Data records:
|---|

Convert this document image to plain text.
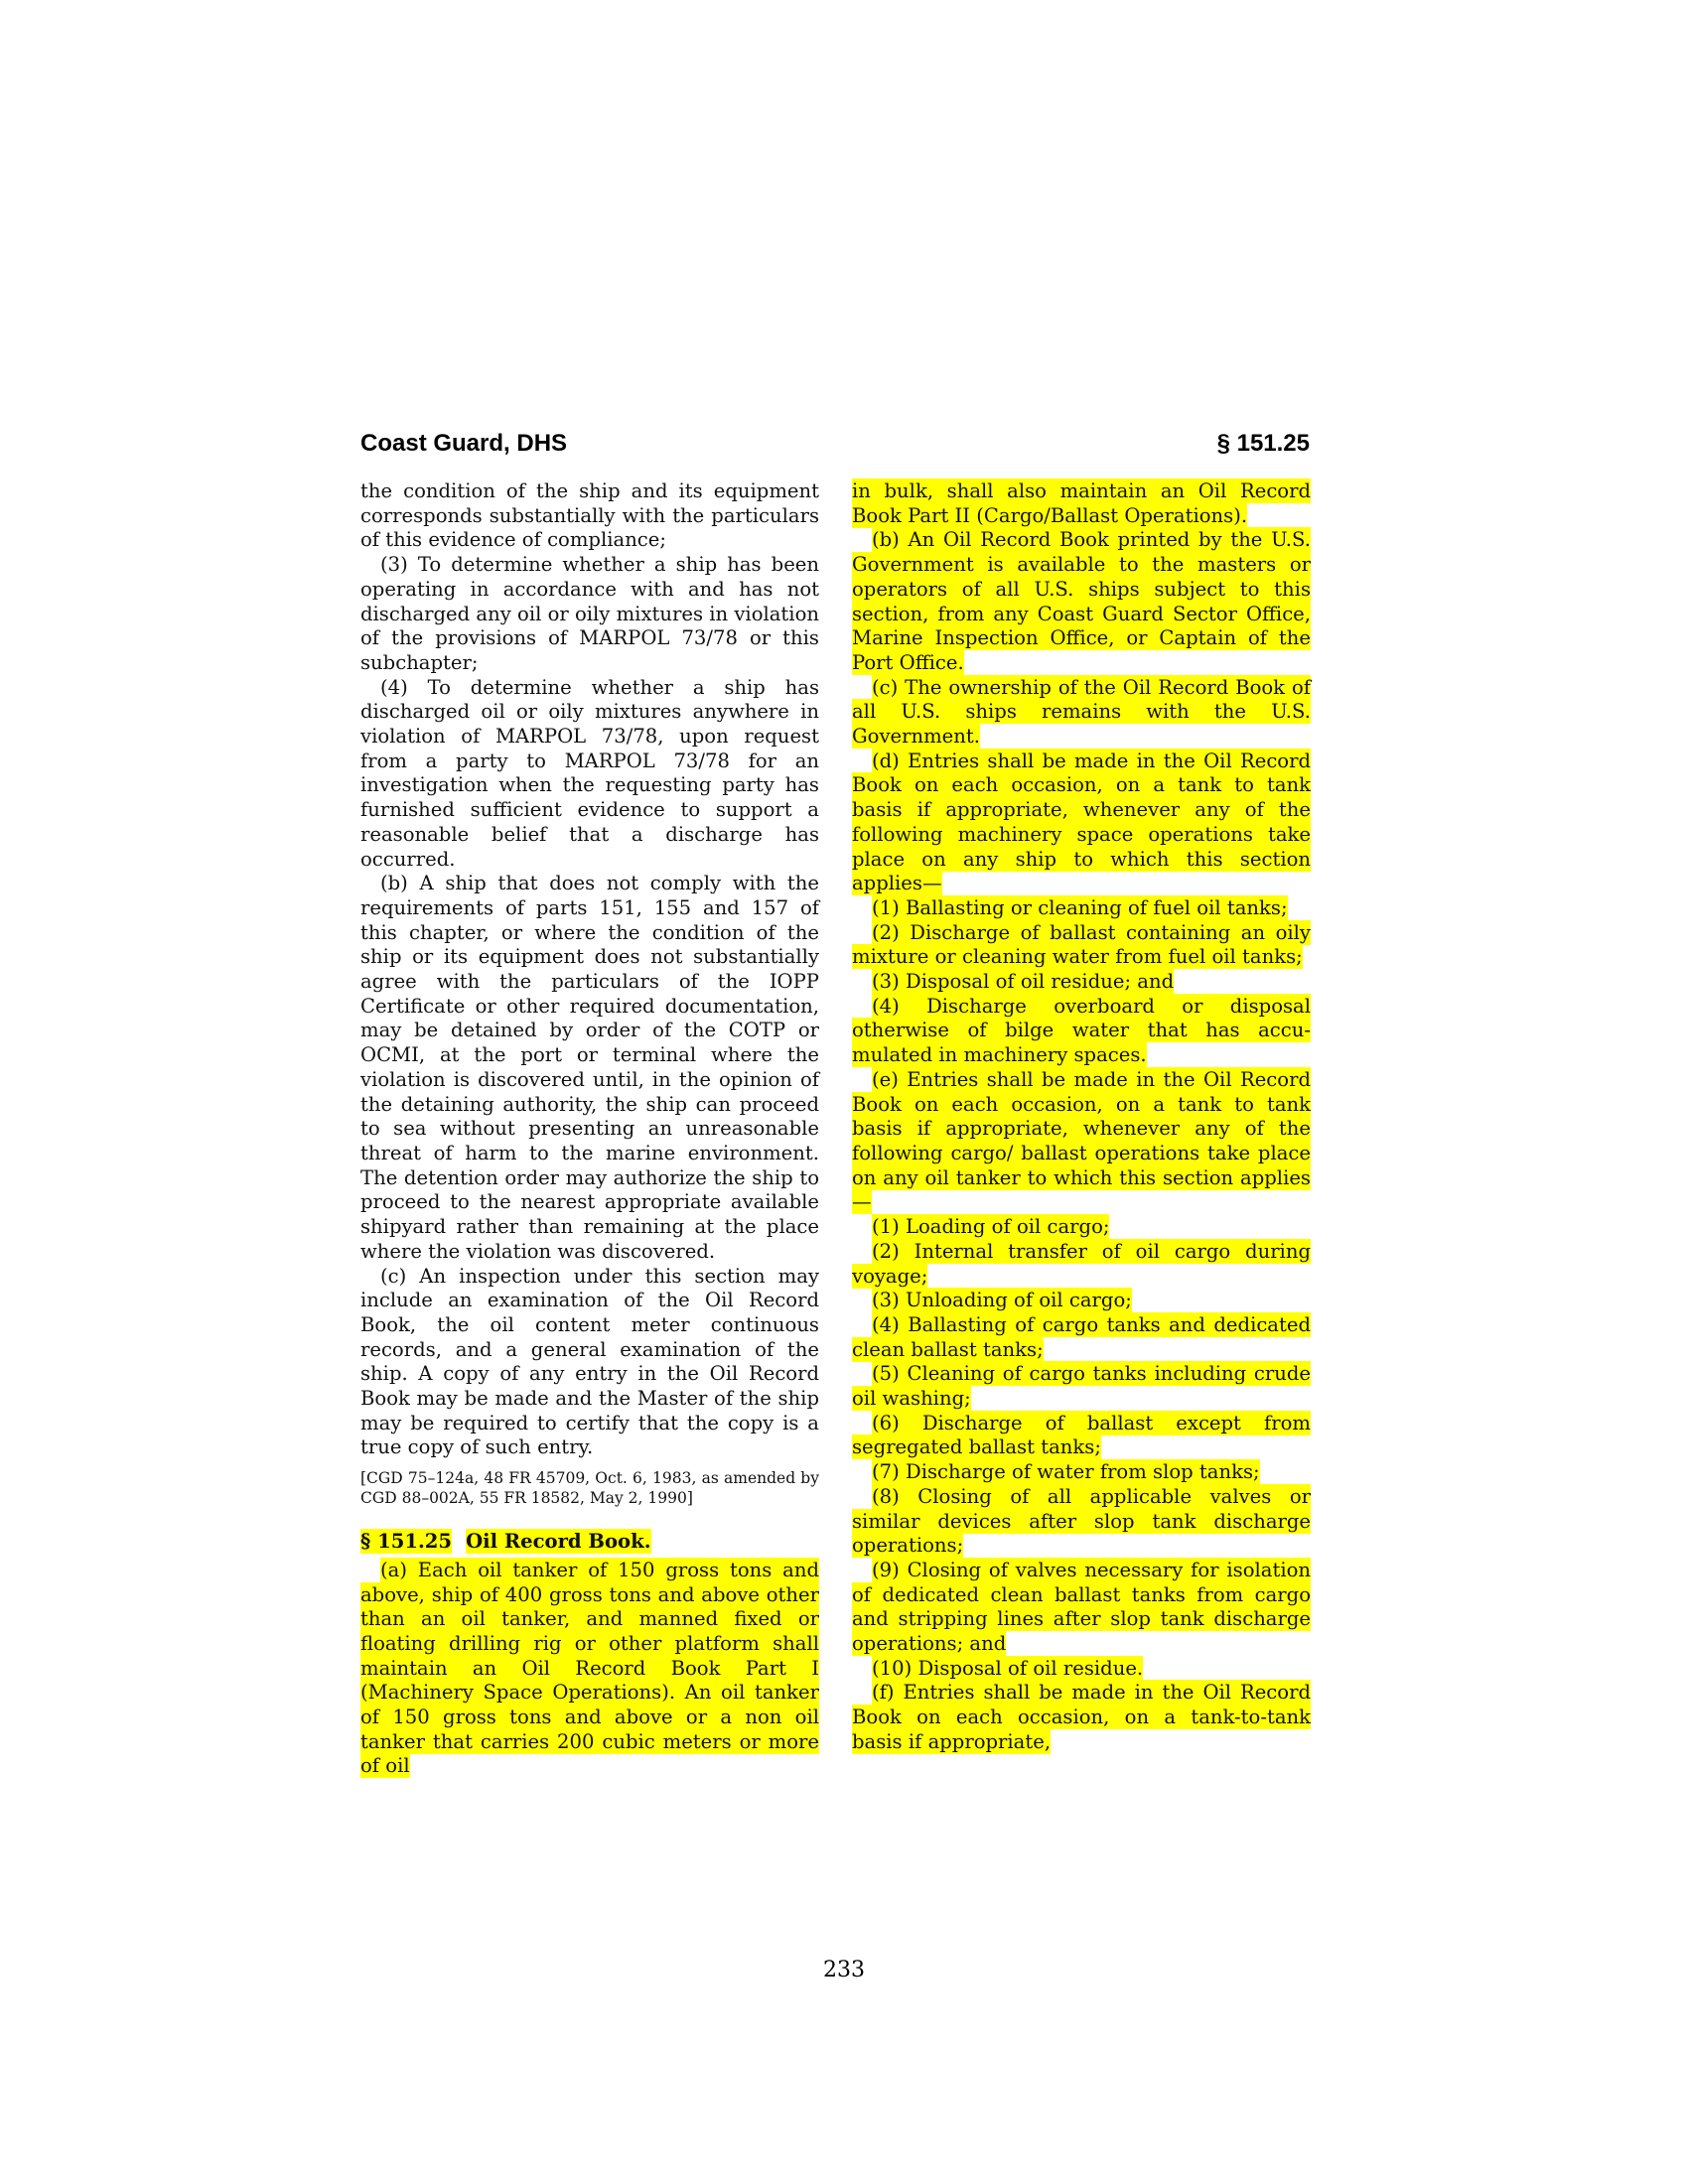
Coast Guard, DHS	§ 151.25

the condition of the ship and its equipment corresponds substantially with the particulars of this evidence of compliance;

(3) To determine whether a ship has been operating in accordance with and has not discharged any oil or oily mixtures in violation of the provisions of MARPOL 73/78 or this subchapter;

(4) To determine whether a ship has discharged oil or oily mixtures anywhere in violation of MARPOL 73/78, upon request from a party to MARPOL 73/78 for an investigation when the requesting party has furnished sufficient evidence to support a reasonable belief that a discharge has occurred.

(b) A ship that does not comply with the requirements of parts 151, 155 and 157 of this chapter, or where the condition of the ship or its equipment does not substantially agree with the particulars of the IOPP Certificate or other required documentation, may be detained by order of the COTP or OCMI, at the port or terminal where the violation is discovered until, in the opinion of the detaining authority, the ship can proceed to sea without presenting an unreasonable threat of harm to the marine environment. The detention order may authorize the ship to proceed to the nearest appropriate available shipyard rather than remaining at the place where the violation was discovered.

(c) An inspection under this section may include an examination of the Oil Record Book, the oil content meter continuous records, and a general examination of the ship. A copy of any entry in the Oil Record Book may be made and the Master of the ship may be required to certify that the copy is a true copy of such entry.

[CGD 75–124a, 48 FR 45709, Oct. 6, 1983, as amended by CGD 88–002A, 55 FR 18582, May 2, 1990]

§ 151.25 Oil Record Book.

(a) Each oil tanker of 150 gross tons and above, ship of 400 gross tons and above other than an oil tanker, and manned fixed or floating drilling rig or other platform shall maintain an Oil Record Book Part I (Machinery Space Operations). An oil tanker of 150 gross tons and above or a non oil tanker that carries 200 cubic meters or more of oil

in bulk, shall also maintain an Oil Record Book Part II (Cargo/Ballast Operations).

(b) An Oil Record Book printed by the U.S. Government is available to the masters or operators of all U.S. ships subject to this section, from any Coast Guard Sector Office, Marine Inspection Office, or Captain of the Port Office.

(c) The ownership of the Oil Record Book of all U.S. ships remains with the U.S. Government.

(d) Entries shall be made in the Oil Record Book on each occasion, on a tank to tank basis if appropriate, whenever any of the following machinery space operations take place on any ship to which this section applies—

(1) Ballasting or cleaning of fuel oil tanks;

(2) Discharge of ballast containing an oily mixture or cleaning water from fuel oil tanks;

(3) Disposal of oil residue; and

(4) Discharge overboard or disposal otherwise of bilge water that has accumulated in machinery spaces.

(e) Entries shall be made in the Oil Record Book on each occasion, on a tank to tank basis if appropriate, whenever any of the following cargo/ ballast operations take place on any oil tanker to which this section applies—

(1) Loading of oil cargo;

(2) Internal transfer of oil cargo during voyage;

(3) Unloading of oil cargo;

(4) Ballasting of cargo tanks and dedicated clean ballast tanks;

(5) Cleaning of cargo tanks including crude oil washing;

(6) Discharge of ballast except from segregated ballast tanks;

(7) Discharge of water from slop tanks;

(8) Closing of all applicable valves or similar devices after slop tank discharge operations;

(9) Closing of valves necessary for isolation of dedicated clean ballast tanks from cargo and stripping lines after slop tank discharge operations; and

(10) Disposal of oil residue.

(f) Entries shall be made in the Oil Record Book on each occasion, on a tank-to-tank basis if appropriate,

233
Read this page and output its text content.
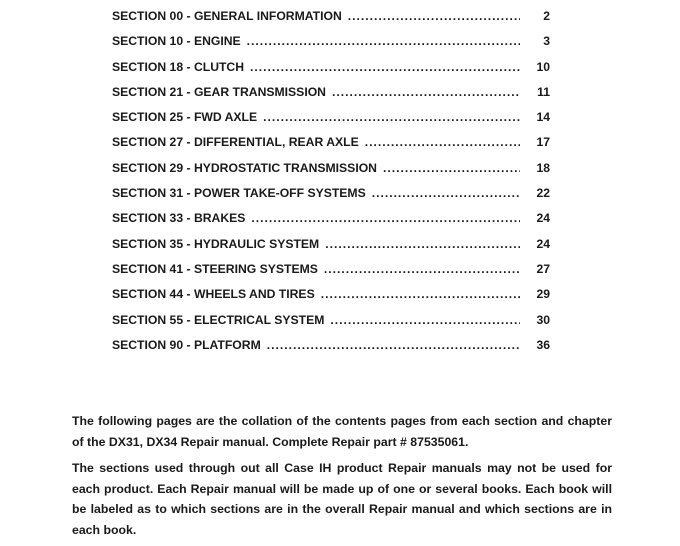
SECTION 00 - GENERAL INFORMATION . . .	2
SECTION 10 - ENGINE . . .	3
SECTION 18 - CLUTCH . . .	10
SECTION 21 - GEAR TRANSMISSION . . .	11
SECTION 25 - FWD AXLE . . .	14
SECTION 27 - DIFFERENTIAL, REAR AXLE . . .	17
SECTION 29 - HYDROSTATIC TRANSMISSION . . .	18
SECTION 31 - POWER TAKE-OFF SYSTEMS . . .	22
SECTION 33 - BRAKES . . .	24
SECTION 35 - HYDRAULIC SYSTEM . . .	24
SECTION 41 - STEERING SYSTEMS . . .	27
SECTION 44 - WHEELS AND TIRES . . .	29
SECTION 55 - ELECTRICAL SYSTEM . . .	30
SECTION 90 - PLATFORM . . .	36

The following pages are the collation of the contents pages from each section and chapter of the DX31, DX34 Repair manual. Complete Repair part # 87535061.

The sections used through out all Case IH product Repair manuals may not be used for each product. Each Repair manual will be made up of one or several books. Each book will be labeled as to which sections are in the overall Repair manual and which sections are in each book.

|---|

## PROBLEM
Repeat the line containing "Read this page and output its text content." and every line after it up to the end of the material above, exactly as they stand, minus the pictures.

## RESULT OF THIS EXERCISE
Read this page and output its text content.
SECTION 00 - GENERAL INFORMATION . . .	2
SECTION 10 - ENGINE . . .	3
SECTION 18 - CLUTCH . . .	10
SECTION 21 - GEAR TRANSMISSION . . .	11
SECTION 25 - FWD AXLE . . .	14
SECTION 27 - DIFFERENTIAL, REAR AXLE . . .	17
SECTION 29 - HYDROSTATIC TRANSMISSION . . .	18
SECTION 31 - POWER TAKE-OFF SYSTEMS . . .	22
SECTION 33 - BRAKES . . .	24
SECTION 35 - HYDRAULIC SYSTEM . . .	24
SECTION 41 - STEERING SYSTEMS . . .	27
SECTION 44 - WHEELS AND TIRES . . .	29
SECTION 55 - ELECTRICAL SYSTEM . . .	30
SECTION 90 - PLATFORM . . .	36

The following pages are the collation of the contents pages from each section and chapter of the DX31, DX34 Repair manual. Complete Repair part # 87535061.

The sections used through out all Case IH product Repair manuals may not be used for each product. Each Repair manual will be made up of one or several books. Each book will be labeled as to which sections are in the overall Repair manual and which sections are in each book.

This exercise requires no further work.